-- Start of RECORDS SUPPLIED --

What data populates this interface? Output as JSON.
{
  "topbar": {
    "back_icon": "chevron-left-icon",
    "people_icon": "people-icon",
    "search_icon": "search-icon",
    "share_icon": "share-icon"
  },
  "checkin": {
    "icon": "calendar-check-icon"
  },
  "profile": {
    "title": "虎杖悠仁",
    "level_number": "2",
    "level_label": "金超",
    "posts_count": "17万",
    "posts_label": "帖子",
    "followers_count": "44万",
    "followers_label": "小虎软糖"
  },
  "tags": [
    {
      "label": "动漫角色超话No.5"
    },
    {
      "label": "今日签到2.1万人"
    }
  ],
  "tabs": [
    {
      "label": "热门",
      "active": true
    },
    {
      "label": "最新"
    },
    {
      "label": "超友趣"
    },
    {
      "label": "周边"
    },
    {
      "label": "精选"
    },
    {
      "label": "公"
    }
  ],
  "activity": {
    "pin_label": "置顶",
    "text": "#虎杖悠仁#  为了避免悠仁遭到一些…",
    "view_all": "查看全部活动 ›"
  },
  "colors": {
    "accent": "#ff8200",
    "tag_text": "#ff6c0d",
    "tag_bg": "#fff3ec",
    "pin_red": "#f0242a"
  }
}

-- End of RECORDS SUPPLIED --

REQUIRED WORK: All entries shown above should be printed again exactly.

RESPONSE TO THIS EXERCISE:
What data populates this interface? Output as JSON.
{
  "topbar": {
    "back_icon": "chevron-left-icon",
    "people_icon": "people-icon",
    "search_icon": "search-icon",
    "share_icon": "share-icon"
  },
  "checkin": {
    "icon": "calendar-check-icon"
  },
  "profile": {
    "title": "虎杖悠仁",
    "level_number": "2",
    "level_label": "金超",
    "posts_count": "17万",
    "posts_label": "帖子",
    "followers_count": "44万",
    "followers_label": "小虎软糖"
  },
  "tags": [
    {
      "label": "动漫角色超话No.5"
    },
    {
      "label": "今日签到2.1万人"
    }
  ],
  "tabs": [
    {
      "label": "热门",
      "active": true
    },
    {
      "label": "最新"
    },
    {
      "label": "超友趣"
    },
    {
      "label": "周边"
    },
    {
      "label": "精选"
    },
    {
      "label": "公"
    }
  ],
  "activity": {
    "pin_label": "置顶",
    "text": "#虎杖悠仁#  为了避免悠仁遭到一些…",
    "view_all": "查看全部活动 ›"
  },
  "colors": {
    "accent": "#ff8200",
    "tag_text": "#ff6c0d",
    "tag_bg": "#fff3ec",
    "pin_red": "#f0242a"
  }
}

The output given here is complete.